Objective
In the data, extract each line that holds the string "沟通协调能力".
*-*-*
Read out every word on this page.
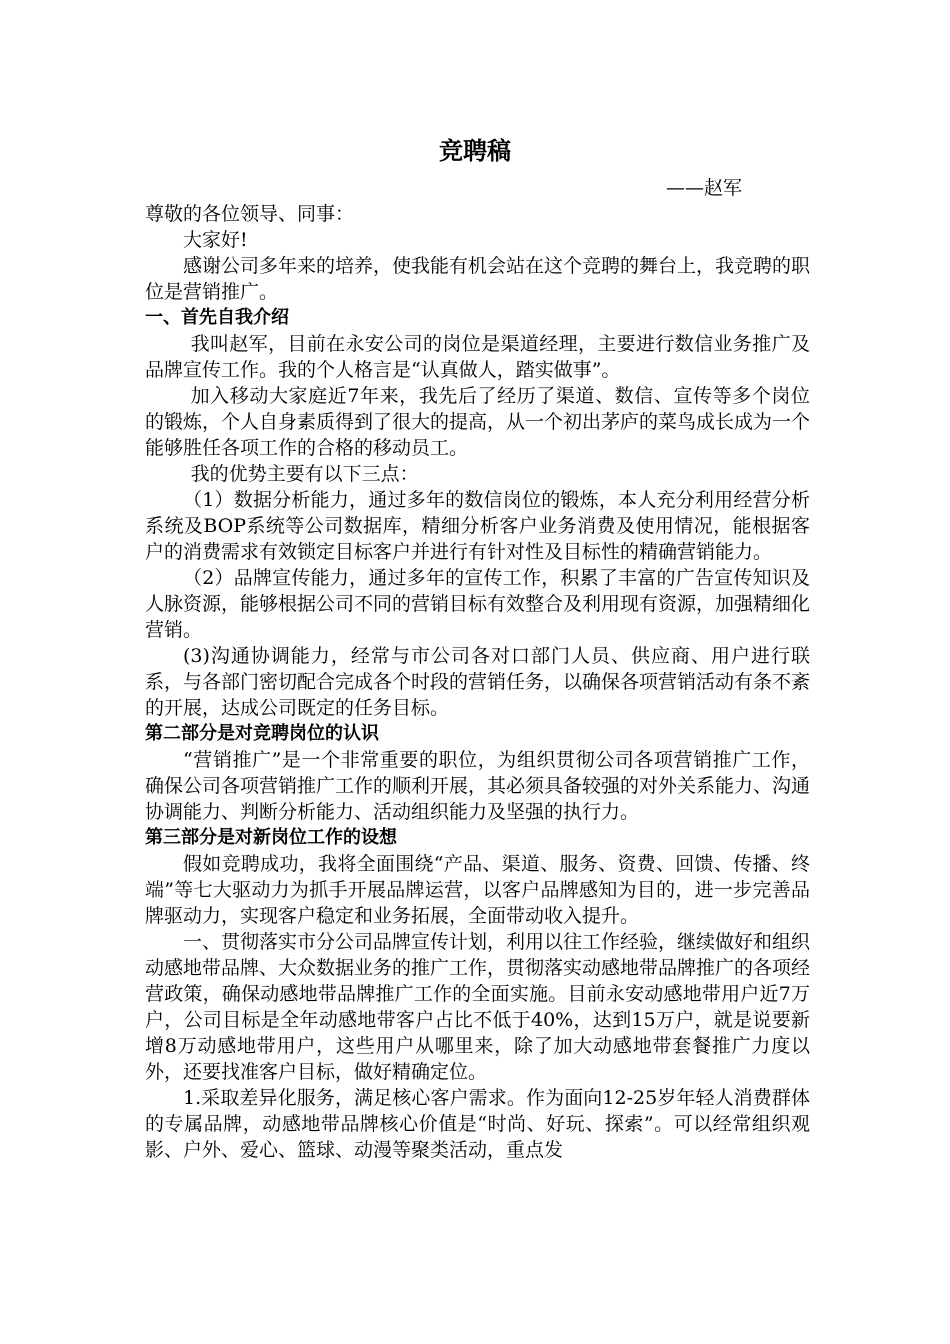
竞聘稿
——赵军

尊敬的各位领导、同事：

大家好!

感谢公司多年来的培养，使我能有机会站在这个竞聘的舞台上，我竞聘的职位是营销推广。

一、首先自我介绍

我叫赵军，目前在永安公司的岗位是渠道经理，主要进行数信业务推广及品牌宣传工作。我的个人格言是“认真做人，踏实做事”。

加入移动大家庭近7年来，我先后了经历了渠道、数信、宣传等多个岗位的锻炼，个人自身素质得到了很大的提高，从一个初出茅庐的菜鸟成长成为一个能够胜任各项工作的合格的移动员工。

我的优势主要有以下三点：

（1）数据分析能力，通过多年的数信岗位的锻炼，本人充分利用经营分析系统及BOP系统等公司数据库，精细分析客户业务消费及使用情况，能根据客户的消费需求有效锁定目标客户并进行有针对性及目标性的精确营销能力。

（2）品牌宣传能力，通过多年的宣传工作，积累了丰富的广告宣传知识及人脉资源，能够根据公司不同的营销目标有效整合及利用现有资源，加强精细化营销。

(3)沟通协调能力，经常与市公司各对口部门人员、供应商、用户进行联系，与各部门密切配合完成各个时段的营销任务，以确保各项营销活动有条不紊的开展，达成公司既定的任务目标。

第二部分是对竞聘岗位的认识

“营销推广”是一个非常重要的职位，为组织贯彻公司各项营销推广工作，确保公司各项营销推广工作的顺利开展，其必须具备较强的对外关系能力、沟通协调能力、判断分析能力、活动组织能力及坚强的执行力。

第三部分是对新岗位工作的设想

假如竞聘成功，我将全面围绕“产品、渠道、服务、资费、回馈、传播、终端”等七大驱动力为抓手开展品牌运营，以客户品牌感知为目的，进一步完善品牌驱动力，实现客户稳定和业务拓展，全面带动收入提升。

一、贯彻落实市分公司品牌宣传计划，利用以往工作经验，继续做好和组织动感地带品牌、大众数据业务的推广工作，贯彻落实动感地带品牌推广的各项经营政策，确保动感地带品牌推广工作的全面实施。目前永安动感地带用户近7万户，公司目标是全年动感地带客户占比不低于40%，达到15万户，就是说要新增8万动感地带用户，这些用户从哪里来，除了加大动感地带套餐推广力度以外，还要找准客户目标，做好精确定位。

1.采取差异化服务，满足核心客户需求。作为面向12-25岁年轻人消费群体的专属品牌，动感地带品牌核心价值是“时尚、好玩、探索”。可以经常组织观影、户外、爱心、篮球、动漫等聚类活动，重点发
*-*-*
Answer for this exercise
(3)沟通协调能力，经常与市公司各对口部门人员、供应商、用户进行联系，与各部门密切配合完成各个时段的营销任务，以确保各项营销活动有条不紊的开展，达成公司既定的任务目标。
“营销推广”是一个非常重要的职位，为组织贯彻公司各项营销推广工作，确保公司各项营销推广工作的顺利开展，其必须具备较强的对外关系能力、沟通协调能力、判断分析能力、活动组织能力及坚强的执行力。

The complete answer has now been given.